To do: List each line of the data that holds the string "VEGF", please.

Available records:
** start **

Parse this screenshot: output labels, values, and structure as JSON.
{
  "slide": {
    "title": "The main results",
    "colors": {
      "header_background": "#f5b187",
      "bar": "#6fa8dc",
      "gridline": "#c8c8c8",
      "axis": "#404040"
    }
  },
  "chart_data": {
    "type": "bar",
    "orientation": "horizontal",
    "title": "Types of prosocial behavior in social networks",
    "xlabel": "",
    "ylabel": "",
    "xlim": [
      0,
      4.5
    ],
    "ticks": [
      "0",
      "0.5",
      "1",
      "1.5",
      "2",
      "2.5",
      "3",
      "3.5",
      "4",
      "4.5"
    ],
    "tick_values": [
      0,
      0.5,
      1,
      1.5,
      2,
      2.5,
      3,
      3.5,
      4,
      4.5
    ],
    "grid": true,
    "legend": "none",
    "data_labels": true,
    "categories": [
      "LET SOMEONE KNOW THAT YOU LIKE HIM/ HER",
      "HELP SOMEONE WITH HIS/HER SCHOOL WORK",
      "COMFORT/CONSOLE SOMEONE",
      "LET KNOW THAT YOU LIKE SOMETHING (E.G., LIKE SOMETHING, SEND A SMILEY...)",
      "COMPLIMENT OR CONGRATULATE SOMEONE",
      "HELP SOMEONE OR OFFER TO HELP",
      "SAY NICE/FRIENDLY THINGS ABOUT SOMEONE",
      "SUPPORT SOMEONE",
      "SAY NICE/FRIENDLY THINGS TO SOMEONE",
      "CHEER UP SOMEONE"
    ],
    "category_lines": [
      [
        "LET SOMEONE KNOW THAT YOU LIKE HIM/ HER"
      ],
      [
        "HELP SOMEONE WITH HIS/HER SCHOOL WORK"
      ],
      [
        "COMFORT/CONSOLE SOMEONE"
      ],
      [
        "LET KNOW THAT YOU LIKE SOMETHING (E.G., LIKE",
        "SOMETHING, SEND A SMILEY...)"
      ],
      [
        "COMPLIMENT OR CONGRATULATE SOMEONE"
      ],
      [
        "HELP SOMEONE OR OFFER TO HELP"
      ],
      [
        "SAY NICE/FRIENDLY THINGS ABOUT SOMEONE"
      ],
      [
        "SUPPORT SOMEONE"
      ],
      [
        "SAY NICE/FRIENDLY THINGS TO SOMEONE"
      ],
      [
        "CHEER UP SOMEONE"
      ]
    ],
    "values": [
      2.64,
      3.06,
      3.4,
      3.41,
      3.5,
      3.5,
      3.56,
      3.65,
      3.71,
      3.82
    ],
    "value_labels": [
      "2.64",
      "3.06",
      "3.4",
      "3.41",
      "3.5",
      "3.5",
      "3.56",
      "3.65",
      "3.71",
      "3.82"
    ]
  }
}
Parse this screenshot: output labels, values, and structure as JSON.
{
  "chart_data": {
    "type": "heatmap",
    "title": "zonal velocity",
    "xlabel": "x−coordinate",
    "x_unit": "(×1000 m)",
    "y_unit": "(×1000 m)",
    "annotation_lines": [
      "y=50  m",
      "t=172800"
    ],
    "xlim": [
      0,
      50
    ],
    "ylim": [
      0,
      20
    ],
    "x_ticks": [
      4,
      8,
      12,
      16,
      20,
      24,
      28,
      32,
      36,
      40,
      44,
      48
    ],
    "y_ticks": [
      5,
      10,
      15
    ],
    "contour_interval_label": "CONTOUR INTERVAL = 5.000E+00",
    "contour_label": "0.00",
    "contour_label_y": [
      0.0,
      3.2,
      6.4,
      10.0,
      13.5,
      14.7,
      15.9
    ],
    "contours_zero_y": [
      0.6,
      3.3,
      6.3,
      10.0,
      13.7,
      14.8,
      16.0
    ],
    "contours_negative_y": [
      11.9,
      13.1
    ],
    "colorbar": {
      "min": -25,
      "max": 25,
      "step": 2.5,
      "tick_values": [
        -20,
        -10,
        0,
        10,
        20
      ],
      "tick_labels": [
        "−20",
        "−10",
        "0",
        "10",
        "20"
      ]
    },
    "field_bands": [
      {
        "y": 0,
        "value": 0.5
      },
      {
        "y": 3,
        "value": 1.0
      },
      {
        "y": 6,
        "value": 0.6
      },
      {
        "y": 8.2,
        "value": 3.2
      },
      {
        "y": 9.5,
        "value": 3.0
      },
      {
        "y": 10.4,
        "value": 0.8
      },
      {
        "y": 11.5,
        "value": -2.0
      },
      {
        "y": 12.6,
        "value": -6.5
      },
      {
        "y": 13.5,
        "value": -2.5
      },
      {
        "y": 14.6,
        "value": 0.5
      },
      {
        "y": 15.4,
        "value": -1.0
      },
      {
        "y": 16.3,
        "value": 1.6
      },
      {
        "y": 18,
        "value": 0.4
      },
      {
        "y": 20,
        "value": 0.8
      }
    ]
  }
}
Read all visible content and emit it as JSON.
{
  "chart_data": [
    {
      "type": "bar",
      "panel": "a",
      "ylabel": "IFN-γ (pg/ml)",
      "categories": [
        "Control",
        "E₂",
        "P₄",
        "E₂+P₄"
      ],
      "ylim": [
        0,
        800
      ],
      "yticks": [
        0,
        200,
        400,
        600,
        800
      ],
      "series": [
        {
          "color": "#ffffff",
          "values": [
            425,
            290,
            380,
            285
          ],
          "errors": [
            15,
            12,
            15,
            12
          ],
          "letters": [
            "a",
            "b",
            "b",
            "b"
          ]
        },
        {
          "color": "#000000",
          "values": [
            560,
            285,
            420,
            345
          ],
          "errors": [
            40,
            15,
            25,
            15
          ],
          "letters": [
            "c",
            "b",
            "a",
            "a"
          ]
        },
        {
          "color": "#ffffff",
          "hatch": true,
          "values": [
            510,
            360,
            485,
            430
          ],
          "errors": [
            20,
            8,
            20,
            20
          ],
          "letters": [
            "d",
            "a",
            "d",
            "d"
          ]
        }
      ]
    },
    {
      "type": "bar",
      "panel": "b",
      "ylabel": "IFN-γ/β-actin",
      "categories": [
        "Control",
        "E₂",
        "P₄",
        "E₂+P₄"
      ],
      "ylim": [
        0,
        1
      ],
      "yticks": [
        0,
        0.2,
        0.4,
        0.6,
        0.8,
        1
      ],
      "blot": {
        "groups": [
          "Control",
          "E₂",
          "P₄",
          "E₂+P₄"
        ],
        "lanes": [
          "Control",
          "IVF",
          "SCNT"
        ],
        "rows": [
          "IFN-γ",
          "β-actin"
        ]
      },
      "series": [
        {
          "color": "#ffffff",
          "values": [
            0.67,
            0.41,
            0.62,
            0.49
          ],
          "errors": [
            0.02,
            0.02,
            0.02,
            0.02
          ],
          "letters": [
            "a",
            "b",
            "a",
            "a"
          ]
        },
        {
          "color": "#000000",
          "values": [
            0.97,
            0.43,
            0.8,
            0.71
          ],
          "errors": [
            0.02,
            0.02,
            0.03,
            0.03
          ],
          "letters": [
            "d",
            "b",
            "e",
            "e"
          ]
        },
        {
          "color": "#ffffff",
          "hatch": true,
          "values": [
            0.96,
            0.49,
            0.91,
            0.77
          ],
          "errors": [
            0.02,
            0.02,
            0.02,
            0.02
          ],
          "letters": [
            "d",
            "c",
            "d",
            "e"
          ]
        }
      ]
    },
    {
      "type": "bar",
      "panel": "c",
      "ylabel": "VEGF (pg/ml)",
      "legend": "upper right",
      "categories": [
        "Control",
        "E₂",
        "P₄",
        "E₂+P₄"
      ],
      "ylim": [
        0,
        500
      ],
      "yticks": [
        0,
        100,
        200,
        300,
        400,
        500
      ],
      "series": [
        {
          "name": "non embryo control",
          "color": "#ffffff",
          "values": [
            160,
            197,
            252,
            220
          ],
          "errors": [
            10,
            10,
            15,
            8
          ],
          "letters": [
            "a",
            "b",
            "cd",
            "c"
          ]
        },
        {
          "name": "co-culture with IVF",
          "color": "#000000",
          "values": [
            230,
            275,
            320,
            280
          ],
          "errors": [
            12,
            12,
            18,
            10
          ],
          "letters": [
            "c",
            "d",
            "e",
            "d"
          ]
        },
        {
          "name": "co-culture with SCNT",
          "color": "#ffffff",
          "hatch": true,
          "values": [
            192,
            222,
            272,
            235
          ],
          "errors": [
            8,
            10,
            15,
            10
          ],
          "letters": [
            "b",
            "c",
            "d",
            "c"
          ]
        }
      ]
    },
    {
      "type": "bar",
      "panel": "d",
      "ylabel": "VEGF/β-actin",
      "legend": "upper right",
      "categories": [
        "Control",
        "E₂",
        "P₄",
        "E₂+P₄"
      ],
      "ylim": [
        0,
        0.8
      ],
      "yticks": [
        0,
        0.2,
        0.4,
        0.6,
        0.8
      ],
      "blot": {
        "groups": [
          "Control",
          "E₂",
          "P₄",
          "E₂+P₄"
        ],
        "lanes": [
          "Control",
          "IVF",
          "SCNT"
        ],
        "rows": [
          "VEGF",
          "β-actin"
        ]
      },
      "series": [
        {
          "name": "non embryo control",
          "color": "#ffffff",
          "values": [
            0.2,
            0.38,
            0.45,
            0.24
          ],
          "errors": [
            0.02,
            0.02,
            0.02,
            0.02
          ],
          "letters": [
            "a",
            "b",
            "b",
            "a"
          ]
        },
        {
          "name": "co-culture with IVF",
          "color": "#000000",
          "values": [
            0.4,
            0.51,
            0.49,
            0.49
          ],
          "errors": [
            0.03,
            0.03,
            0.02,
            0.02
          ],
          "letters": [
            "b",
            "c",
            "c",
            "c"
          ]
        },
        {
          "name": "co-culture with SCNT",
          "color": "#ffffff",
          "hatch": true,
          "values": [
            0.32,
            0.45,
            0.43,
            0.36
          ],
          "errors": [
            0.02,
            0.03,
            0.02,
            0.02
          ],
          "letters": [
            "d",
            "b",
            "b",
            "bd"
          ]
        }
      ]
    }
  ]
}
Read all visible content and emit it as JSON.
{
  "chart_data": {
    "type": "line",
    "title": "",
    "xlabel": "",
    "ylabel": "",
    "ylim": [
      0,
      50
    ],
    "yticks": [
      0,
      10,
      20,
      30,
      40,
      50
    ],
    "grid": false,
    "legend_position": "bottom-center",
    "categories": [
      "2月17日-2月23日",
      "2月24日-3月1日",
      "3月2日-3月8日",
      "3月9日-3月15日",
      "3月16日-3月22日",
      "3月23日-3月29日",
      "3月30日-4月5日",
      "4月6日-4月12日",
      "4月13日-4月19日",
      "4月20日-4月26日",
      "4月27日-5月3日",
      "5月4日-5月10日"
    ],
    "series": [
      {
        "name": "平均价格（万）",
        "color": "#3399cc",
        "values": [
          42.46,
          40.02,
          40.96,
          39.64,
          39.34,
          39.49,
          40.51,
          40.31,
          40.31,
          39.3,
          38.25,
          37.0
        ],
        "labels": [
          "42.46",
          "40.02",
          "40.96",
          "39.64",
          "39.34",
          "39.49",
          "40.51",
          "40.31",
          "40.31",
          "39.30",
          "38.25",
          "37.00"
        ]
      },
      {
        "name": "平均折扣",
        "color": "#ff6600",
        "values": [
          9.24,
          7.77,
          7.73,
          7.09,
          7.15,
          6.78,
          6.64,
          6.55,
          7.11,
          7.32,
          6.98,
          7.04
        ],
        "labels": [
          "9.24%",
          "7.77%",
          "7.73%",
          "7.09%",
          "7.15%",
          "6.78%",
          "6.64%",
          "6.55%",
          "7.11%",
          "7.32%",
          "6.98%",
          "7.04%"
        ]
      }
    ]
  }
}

** end **

Result of this task:
      "ylabel": "VEGF (pg/ml)",
      "ylabel": "VEGF/β-actin",
          "VEGF",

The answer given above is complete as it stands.